__Given exercise__. Transcribe the records that follow in their entirety, omitting any pictures.

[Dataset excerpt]

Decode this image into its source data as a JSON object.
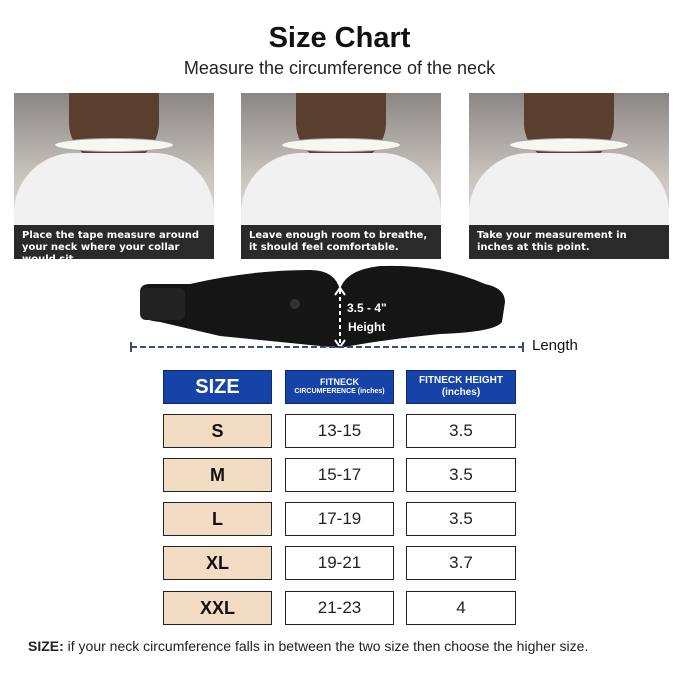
{
  "title": "Size Chart",
  "subtitle": "Measure the circumference of the neck",
  "steps": [
    {
      "caption": "Place the tape measure around your neck where your collar would sit."
    },
    {
      "caption": "Leave enough room to breathe, it should feel comfortable."
    },
    {
      "caption": "Take your measurement in inches at this point."
    }
  ],
  "product": {
    "height_label": "3.5 - 4\"",
    "height_word": "Height",
    "length_label": "Length"
  },
  "table": {
    "headers": [
      "SIZE",
      "FITNECK",
      "CIRCUMFERENCE (inches)",
      "FITNECK HEIGHT",
      "(inches)"
    ],
    "rows": [
      {
        "size": "S",
        "circumference": "13-15",
        "height": "3.5"
      },
      {
        "size": "M",
        "circumference": "15-17",
        "height": "3.5"
      },
      {
        "size": "L",
        "circumference": "17-19",
        "height": "3.5"
      },
      {
        "size": "XL",
        "circumference": "19-21",
        "height": "3.7"
      },
      {
        "size": "XXL",
        "circumference": "21-23",
        "height": "4"
      }
    ]
  },
  "footer": {
    "label": "SIZE:",
    "text": " if your neck circumference falls in between the two size then choose the higher size."
  },
  "colors": {
    "header_blue": "#1643a8",
    "size_cell": "#f2dcc4"
  }
}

__Task response__.
Decode this image into its source data as a JSON object.
{
  "title": "Size Chart",
  "subtitle": "Measure the circumference of the neck",
  "steps": [
    {
      "caption": "Place the tape measure around your neck where your collar would sit."
    },
    {
      "caption": "Leave enough room to breathe, it should feel comfortable."
    },
    {
      "caption": "Take your measurement in inches at this point."
    }
  ],
  "product": {
    "height_label": "3.5 - 4\"",
    "height_word": "Height",
    "length_label": "Length"
  },
  "table": {
    "headers": [
      "SIZE",
      "FITNECK",
      "CIRCUMFERENCE (inches)",
      "FITNECK HEIGHT",
      "(inches)"
    ],
    "rows": [
      {
        "size": "S",
        "circumference": "13-15",
        "height": "3.5"
      },
      {
        "size": "M",
        "circumference": "15-17",
        "height": "3.5"
      },
      {
        "size": "L",
        "circumference": "17-19",
        "height": "3.5"
      },
      {
        "size": "XL",
        "circumference": "19-21",
        "height": "3.7"
      },
      {
        "size": "XXL",
        "circumference": "21-23",
        "height": "4"
      }
    ]
  },
  "footer": {
    "label": "SIZE:",
    "text": " if your neck circumference falls in between the two size then choose the higher size."
  },
  "colors": {
    "header_blue": "#1643a8",
    "size_cell": "#f2dcc4"
  }
}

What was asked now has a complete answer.